Scan the following material for the string "mantissa" and copy each line in which it appears.

>> Begin Records for the exercise

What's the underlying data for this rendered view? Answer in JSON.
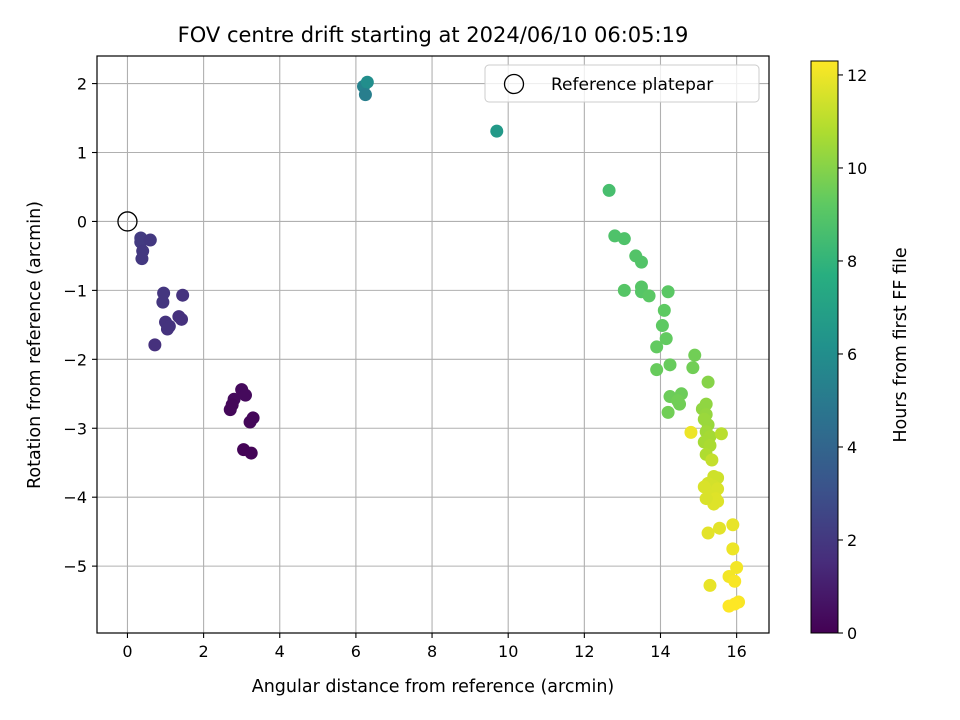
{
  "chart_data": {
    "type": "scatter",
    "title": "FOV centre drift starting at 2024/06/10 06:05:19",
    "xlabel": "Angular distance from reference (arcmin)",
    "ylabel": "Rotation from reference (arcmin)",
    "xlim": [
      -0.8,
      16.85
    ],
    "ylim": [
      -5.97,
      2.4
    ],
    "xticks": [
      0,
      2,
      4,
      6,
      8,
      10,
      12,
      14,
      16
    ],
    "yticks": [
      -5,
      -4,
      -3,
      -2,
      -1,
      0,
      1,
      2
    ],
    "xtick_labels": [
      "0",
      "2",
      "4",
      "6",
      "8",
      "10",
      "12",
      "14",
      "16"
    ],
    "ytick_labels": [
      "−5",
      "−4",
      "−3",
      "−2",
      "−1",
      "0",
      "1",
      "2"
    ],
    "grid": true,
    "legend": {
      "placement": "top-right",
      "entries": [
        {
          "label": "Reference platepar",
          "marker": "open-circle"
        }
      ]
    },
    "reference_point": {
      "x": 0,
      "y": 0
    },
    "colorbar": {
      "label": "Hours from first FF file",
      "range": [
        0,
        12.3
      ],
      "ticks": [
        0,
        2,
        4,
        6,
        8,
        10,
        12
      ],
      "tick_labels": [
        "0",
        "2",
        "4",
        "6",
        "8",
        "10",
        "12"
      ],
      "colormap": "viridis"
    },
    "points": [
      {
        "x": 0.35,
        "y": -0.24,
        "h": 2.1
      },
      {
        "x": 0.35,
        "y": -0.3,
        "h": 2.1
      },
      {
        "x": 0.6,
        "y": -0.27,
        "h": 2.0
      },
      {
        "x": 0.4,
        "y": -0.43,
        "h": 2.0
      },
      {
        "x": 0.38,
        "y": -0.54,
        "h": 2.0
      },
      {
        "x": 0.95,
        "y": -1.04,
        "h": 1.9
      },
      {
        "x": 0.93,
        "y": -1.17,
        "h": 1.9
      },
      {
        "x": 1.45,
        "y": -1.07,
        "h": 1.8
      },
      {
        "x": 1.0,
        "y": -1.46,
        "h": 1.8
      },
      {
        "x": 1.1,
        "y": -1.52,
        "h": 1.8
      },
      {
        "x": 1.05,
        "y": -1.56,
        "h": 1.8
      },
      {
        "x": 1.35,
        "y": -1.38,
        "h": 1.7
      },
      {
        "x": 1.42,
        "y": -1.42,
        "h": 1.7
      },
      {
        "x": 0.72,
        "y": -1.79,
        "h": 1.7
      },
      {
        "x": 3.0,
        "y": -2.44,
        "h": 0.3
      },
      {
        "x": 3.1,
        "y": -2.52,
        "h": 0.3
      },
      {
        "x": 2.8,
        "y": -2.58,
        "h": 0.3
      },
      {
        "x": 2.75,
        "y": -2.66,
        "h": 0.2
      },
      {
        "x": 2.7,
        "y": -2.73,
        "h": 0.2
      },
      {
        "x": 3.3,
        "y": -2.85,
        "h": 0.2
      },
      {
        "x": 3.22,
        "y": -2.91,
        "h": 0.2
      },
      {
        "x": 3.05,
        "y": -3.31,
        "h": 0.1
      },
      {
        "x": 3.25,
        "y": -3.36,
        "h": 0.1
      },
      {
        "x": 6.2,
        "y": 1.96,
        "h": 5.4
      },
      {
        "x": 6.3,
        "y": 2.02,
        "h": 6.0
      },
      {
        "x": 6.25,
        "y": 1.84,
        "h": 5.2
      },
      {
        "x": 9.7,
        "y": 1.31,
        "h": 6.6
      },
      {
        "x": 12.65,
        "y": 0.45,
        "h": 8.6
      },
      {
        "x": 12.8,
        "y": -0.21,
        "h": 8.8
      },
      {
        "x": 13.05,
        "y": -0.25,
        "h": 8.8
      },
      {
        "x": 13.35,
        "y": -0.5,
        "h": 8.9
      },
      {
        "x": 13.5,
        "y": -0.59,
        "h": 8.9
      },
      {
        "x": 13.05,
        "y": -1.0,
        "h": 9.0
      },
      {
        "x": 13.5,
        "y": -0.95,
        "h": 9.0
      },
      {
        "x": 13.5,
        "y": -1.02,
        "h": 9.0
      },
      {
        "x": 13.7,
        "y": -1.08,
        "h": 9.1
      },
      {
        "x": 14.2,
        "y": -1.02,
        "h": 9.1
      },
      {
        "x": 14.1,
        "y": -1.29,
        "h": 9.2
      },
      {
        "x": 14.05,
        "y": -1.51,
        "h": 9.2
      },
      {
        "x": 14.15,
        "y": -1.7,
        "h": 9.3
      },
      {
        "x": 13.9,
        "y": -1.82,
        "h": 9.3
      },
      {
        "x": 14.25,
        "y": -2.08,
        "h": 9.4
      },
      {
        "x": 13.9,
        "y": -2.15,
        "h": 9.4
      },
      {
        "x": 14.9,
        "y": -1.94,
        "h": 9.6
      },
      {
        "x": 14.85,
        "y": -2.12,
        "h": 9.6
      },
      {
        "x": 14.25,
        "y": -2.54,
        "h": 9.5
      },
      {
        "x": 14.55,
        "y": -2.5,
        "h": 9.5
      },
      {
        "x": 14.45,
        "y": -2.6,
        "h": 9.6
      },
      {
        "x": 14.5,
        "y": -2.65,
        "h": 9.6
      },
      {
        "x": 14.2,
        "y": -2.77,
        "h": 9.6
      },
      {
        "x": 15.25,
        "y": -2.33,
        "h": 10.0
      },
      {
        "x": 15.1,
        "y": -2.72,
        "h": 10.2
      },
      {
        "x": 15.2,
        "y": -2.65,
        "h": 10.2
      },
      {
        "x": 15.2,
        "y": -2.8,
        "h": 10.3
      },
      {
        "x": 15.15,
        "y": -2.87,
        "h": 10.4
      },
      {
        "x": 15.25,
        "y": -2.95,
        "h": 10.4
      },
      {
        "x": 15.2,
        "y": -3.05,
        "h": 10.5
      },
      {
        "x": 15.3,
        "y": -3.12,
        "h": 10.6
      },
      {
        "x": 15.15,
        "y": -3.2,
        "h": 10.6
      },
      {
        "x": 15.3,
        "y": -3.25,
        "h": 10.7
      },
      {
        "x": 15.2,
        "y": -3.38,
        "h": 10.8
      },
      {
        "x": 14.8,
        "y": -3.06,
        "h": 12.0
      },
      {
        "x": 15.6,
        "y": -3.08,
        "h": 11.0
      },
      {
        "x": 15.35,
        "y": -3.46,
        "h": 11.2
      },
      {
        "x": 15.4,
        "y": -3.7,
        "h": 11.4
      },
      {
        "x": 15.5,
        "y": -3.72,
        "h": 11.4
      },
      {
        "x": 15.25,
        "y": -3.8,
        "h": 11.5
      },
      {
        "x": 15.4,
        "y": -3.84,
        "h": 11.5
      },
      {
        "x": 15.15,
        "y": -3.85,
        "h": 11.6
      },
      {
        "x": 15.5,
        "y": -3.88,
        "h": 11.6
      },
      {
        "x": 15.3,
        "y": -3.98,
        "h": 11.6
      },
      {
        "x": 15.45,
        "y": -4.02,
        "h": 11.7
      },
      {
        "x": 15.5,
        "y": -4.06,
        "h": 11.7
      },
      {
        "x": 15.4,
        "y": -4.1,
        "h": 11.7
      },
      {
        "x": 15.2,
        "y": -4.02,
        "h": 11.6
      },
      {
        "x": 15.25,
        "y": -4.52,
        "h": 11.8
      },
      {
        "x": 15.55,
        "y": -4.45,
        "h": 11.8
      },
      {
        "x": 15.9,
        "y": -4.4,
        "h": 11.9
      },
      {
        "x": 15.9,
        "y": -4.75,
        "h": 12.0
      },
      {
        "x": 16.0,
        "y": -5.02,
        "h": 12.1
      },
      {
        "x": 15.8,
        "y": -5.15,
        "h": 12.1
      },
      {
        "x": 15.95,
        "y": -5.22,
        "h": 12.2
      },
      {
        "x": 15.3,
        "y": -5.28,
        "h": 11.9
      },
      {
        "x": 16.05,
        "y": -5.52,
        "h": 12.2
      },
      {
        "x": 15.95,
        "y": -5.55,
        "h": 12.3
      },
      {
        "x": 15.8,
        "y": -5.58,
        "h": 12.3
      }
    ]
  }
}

>> End Records for the exercise
>> Begin Records for the exercise

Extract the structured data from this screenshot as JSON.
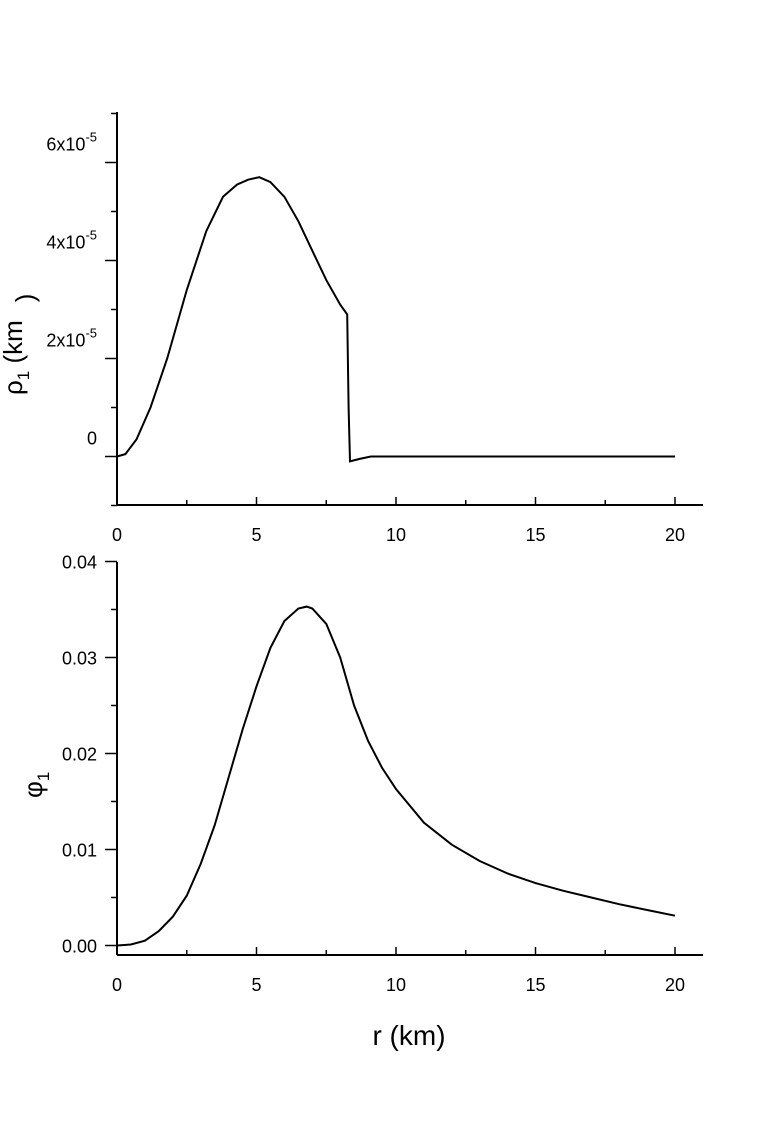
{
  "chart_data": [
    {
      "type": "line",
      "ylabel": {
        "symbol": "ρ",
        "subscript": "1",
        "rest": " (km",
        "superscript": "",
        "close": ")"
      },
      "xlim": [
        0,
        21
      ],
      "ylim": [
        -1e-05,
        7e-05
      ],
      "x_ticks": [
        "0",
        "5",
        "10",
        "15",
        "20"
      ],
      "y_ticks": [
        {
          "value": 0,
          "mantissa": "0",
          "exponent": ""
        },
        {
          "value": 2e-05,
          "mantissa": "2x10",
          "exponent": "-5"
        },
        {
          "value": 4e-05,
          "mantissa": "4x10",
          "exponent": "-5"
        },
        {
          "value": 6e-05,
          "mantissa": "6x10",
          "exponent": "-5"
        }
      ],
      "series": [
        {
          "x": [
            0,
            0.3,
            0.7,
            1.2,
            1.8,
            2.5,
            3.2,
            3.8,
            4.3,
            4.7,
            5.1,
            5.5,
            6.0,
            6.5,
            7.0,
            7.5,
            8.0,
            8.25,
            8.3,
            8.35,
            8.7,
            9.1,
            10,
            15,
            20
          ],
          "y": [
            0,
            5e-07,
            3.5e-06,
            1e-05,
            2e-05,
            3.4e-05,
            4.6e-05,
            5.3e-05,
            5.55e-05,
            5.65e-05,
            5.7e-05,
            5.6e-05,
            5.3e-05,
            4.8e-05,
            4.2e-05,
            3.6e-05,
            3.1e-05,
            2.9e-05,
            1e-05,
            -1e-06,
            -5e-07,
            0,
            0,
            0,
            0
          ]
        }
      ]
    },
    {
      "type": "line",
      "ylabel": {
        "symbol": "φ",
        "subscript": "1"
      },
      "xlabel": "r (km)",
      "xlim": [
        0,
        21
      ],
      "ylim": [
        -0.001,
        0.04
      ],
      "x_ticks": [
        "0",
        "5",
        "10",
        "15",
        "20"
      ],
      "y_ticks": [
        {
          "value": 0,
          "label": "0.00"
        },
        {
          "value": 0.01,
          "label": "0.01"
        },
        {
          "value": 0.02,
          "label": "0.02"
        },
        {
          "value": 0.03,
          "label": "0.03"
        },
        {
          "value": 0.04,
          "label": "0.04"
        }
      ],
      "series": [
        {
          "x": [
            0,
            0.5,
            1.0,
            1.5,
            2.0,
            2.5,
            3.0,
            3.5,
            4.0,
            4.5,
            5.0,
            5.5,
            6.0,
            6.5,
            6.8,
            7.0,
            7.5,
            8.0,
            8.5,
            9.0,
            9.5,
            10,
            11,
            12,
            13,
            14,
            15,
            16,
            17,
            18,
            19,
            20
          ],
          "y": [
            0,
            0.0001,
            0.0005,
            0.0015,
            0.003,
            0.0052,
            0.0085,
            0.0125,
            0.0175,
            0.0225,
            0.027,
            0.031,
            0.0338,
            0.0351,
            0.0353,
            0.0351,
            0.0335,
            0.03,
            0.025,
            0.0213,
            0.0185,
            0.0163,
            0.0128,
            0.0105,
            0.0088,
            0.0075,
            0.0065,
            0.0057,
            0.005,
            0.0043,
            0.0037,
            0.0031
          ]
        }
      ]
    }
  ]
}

>> End Records for the exercise
>> Begin Records for the exercise

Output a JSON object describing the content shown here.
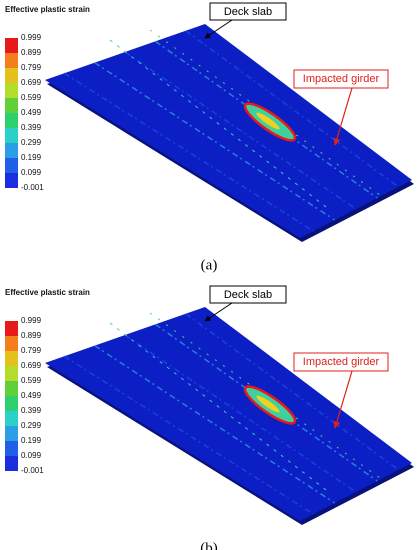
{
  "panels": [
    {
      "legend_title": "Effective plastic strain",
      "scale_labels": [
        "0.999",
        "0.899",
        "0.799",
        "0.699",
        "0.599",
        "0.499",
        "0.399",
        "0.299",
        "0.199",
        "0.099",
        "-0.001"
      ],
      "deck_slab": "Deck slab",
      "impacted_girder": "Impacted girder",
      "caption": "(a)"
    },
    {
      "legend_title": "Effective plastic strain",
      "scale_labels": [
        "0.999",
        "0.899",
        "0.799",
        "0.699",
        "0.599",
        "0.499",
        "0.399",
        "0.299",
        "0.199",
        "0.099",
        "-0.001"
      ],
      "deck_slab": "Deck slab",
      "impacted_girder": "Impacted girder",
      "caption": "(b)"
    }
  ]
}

>> End Records for the exercise

* **Answer**
          "mantissa": "0",
          "mantissa": "2x10",
          "mantissa": "4x10",
          "mantissa": "6x10",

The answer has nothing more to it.